Sift the listing for lines that hold the string "kapsamları" and pull them out.

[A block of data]
....................
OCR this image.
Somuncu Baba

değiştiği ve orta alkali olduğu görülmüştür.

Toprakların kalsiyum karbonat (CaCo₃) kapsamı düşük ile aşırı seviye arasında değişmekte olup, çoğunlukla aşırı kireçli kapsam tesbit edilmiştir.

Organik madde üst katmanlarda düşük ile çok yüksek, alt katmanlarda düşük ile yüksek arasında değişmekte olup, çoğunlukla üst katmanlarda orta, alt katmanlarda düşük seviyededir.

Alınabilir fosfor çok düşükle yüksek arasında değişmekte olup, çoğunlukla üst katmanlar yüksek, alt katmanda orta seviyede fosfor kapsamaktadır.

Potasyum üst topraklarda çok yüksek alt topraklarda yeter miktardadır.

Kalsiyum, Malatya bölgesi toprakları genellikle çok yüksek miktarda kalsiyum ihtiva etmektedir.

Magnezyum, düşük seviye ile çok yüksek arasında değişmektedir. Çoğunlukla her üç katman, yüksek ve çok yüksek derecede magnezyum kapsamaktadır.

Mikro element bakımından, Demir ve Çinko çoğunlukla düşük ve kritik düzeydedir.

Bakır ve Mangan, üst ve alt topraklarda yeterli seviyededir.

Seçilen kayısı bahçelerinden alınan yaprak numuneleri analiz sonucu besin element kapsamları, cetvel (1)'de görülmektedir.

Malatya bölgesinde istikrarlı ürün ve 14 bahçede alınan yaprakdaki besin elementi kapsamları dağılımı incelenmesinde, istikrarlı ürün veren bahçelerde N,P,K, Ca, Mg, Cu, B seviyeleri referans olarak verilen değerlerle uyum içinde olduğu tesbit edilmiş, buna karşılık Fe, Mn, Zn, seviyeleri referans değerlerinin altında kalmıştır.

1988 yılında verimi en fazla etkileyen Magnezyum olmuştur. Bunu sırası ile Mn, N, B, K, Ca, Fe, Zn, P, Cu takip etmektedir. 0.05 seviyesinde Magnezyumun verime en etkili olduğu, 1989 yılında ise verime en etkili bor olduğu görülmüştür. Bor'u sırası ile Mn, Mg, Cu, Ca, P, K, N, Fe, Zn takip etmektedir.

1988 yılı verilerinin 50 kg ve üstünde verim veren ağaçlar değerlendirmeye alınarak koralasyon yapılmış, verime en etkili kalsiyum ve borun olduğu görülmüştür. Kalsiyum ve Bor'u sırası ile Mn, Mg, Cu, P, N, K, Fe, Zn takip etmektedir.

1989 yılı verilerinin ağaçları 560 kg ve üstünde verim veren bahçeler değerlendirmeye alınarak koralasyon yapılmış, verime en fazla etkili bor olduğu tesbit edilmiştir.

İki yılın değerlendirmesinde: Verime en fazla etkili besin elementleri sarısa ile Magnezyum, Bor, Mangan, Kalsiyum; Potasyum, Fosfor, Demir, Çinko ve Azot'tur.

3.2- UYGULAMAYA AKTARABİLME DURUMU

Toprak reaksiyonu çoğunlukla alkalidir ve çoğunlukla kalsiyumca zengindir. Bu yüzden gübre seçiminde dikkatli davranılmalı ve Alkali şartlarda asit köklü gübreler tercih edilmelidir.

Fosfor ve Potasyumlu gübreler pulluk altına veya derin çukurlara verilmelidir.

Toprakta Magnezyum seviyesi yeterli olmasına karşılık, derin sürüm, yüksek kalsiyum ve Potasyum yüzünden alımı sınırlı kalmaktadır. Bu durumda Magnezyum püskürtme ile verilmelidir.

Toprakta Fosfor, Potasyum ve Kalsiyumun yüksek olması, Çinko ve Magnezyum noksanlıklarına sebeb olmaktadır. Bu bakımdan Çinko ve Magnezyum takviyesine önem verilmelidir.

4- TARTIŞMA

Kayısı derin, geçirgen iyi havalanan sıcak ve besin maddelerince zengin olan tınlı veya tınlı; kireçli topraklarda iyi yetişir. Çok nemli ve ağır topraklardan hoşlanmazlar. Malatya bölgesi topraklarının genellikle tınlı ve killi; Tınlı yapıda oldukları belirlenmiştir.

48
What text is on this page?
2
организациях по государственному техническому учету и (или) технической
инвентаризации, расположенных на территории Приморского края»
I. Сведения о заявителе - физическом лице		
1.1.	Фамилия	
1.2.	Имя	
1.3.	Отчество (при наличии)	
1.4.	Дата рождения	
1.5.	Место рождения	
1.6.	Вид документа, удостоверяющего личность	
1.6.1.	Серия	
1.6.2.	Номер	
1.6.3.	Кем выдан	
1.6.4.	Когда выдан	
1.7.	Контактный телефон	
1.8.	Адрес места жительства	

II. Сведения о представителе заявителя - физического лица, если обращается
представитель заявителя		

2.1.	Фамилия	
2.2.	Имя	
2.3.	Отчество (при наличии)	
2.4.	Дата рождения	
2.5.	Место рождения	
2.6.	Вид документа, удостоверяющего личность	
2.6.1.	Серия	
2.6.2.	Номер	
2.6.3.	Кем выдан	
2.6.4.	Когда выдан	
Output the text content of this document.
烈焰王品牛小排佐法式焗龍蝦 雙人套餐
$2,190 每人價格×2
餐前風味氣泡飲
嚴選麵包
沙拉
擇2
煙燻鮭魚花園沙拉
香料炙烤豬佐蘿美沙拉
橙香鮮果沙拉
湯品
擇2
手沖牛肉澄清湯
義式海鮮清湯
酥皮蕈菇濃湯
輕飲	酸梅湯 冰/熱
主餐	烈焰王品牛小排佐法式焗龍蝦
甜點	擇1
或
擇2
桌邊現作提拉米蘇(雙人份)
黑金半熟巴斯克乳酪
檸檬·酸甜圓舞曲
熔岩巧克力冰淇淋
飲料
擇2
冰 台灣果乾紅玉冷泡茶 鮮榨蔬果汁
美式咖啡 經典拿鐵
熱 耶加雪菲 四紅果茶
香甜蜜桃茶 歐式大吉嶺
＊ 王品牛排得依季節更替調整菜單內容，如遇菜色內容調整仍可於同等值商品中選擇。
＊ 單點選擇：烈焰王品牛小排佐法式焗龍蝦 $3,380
....................
• [Problem solution]:
Seçilen kayısı bahçelerinden alınan yaprak numuneleri analiz sonucu besin element kapsamları, cetvel (1)'de görülmektedir.
Malatya bölgesinde istikrarlı ürün ve 14 bahçede alınan yaprakdaki besin elementi kapsamları dağılımı incelenmesinde, istikrarlı ürün veren bahçelerde N,P,K, Ca, Mg, Cu, B seviyeleri referans olarak verilen değerlerle uyum içinde olduğu tesbit edilmiş, buna karşılık Fe, Mn, Zn, seviyeleri referans değerlerinin altında kalmıştır.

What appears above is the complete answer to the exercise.